==== Given records ====

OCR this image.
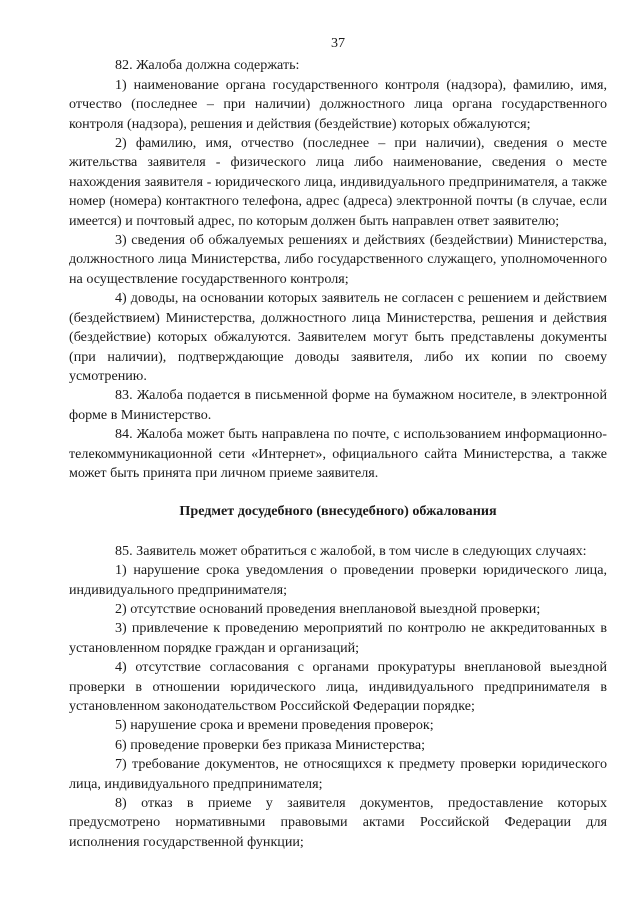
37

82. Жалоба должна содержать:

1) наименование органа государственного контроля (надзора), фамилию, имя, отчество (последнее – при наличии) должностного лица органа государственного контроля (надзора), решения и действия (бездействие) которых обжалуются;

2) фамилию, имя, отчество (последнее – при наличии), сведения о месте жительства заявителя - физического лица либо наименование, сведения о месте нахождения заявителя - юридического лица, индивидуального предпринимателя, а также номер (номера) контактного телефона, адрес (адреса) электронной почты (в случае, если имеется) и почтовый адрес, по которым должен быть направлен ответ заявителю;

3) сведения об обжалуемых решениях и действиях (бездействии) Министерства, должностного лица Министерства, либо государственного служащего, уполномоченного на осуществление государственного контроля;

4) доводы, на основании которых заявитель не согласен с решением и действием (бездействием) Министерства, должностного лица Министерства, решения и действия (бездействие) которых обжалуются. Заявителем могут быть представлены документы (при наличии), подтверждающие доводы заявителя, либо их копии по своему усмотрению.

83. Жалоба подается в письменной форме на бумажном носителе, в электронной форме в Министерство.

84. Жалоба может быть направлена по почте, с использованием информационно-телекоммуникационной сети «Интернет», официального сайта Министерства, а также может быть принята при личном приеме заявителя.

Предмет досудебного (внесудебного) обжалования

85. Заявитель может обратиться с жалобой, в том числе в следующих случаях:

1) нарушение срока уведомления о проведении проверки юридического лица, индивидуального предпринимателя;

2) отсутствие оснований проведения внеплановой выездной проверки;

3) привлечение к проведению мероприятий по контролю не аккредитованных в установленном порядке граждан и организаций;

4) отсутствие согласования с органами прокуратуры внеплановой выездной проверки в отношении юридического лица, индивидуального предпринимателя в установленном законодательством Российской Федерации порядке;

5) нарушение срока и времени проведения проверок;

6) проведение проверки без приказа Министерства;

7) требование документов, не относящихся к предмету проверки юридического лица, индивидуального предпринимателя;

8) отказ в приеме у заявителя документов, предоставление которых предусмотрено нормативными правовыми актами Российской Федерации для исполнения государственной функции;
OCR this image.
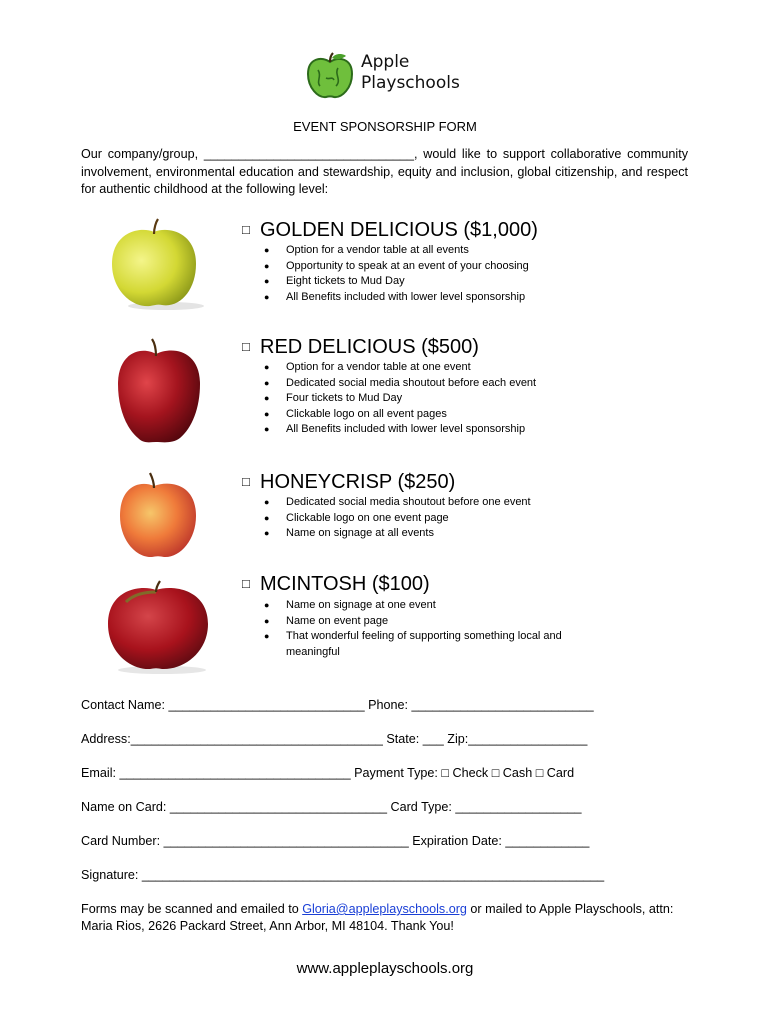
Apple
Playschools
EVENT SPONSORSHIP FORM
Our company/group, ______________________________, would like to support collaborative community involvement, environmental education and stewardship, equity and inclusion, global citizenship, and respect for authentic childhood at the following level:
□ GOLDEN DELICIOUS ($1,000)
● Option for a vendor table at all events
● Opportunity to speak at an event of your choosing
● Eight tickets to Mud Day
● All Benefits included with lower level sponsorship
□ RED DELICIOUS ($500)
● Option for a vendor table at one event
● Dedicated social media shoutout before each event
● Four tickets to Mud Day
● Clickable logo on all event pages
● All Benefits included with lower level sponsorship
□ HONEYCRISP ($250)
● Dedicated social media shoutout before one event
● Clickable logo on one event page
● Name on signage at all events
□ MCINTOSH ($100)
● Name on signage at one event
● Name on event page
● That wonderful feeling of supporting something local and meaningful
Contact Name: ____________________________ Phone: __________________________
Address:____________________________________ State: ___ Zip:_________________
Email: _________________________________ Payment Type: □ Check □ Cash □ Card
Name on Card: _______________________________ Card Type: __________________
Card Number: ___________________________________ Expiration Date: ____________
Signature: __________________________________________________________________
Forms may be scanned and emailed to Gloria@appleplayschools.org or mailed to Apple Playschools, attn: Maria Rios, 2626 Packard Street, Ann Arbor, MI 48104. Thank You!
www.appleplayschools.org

====

Exercise requirements:
Return the listing above word for word, with the pictures removed.

Task answer:
OCR this image.
37

82. Жалоба должна содержать:

1) наименование органа государственного контроля (надзора), фамилию, имя, отчество (последнее – при наличии) должностного лица органа государственного контроля (надзора), решения и действия (бездействие) которых обжалуются;

2) фамилию, имя, отчество (последнее – при наличии), сведения о месте жительства заявителя - физического лица либо наименование, сведения о месте нахождения заявителя - юридического лица, индивидуального предпринимателя, а также номер (номера) контактного телефона, адрес (адреса) электронной почты (в случае, если имеется) и почтовый адрес, по которым должен быть направлен ответ заявителю;

3) сведения об обжалуемых решениях и действиях (бездействии) Министерства, должностного лица Министерства, либо государственного служащего, уполномоченного на осуществление государственного контроля;

4) доводы, на основании которых заявитель не согласен с решением и действием (бездействием) Министерства, должностного лица Министерства, решения и действия (бездействие) которых обжалуются. Заявителем могут быть представлены документы (при наличии), подтверждающие доводы заявителя, либо их копии по своему усмотрению.

83. Жалоба подается в письменной форме на бумажном носителе, в электронной форме в Министерство.

84. Жалоба может быть направлена по почте, с использованием информационно-телекоммуникационной сети «Интернет», официального сайта Министерства, а также может быть принята при личном приеме заявителя.

Предмет досудебного (внесудебного) обжалования

85. Заявитель может обратиться с жалобой, в том числе в следующих случаях:

1) нарушение срока уведомления о проведении проверки юридического лица, индивидуального предпринимателя;

2) отсутствие оснований проведения внеплановой выездной проверки;

3) привлечение к проведению мероприятий по контролю не аккредитованных в установленном порядке граждан и организаций;

4) отсутствие согласования с органами прокуратуры внеплановой выездной проверки в отношении юридического лица, индивидуального предпринимателя в установленном законодательством Российской Федерации порядке;

5) нарушение срока и времени проведения проверок;

6) проведение проверки без приказа Министерства;

7) требование документов, не относящихся к предмету проверки юридического лица, индивидуального предпринимателя;

8) отказ в приеме у заявителя документов, предоставление которых предусмотрено нормативными правовыми актами Российской Федерации для исполнения государственной функции;
OCR this image.
Apple
Playschools
EVENT SPONSORSHIP FORM
Our company/group, ______________________________, would like to support collaborative community involvement, environmental education and stewardship, equity and inclusion, global citizenship, and respect for authentic childhood at the following level:
□ GOLDEN DELICIOUS ($1,000)
● Option for a vendor table at all events
● Opportunity to speak at an event of your choosing
● Eight tickets to Mud Day
● All Benefits included with lower level sponsorship
□ RED DELICIOUS ($500)
● Option for a vendor table at one event
● Dedicated social media shoutout before each event
● Four tickets to Mud Day
● Clickable logo on all event pages
● All Benefits included with lower level sponsorship
□ HONEYCRISP ($250)
● Dedicated social media shoutout before one event
● Clickable logo on one event page
● Name on signage at all events
□ MCINTOSH ($100)
● Name on signage at one event
● Name on event page
● That wonderful feeling of supporting something local and meaningful
Contact Name: ____________________________ Phone: __________________________
Address:____________________________________ State: ___ Zip:_________________
Email: _________________________________ Payment Type: □ Check □ Cash □ Card
Name on Card: _______________________________ Card Type: __________________
Card Number: ___________________________________ Expiration Date: ____________
Signature: __________________________________________________________________
Forms may be scanned and emailed to Gloria@appleplayschools.org or mailed to Apple Playschools, attn: Maria Rios, 2626 Packard Street, Ann Arbor, MI 48104. Thank You!
www.appleplayschools.org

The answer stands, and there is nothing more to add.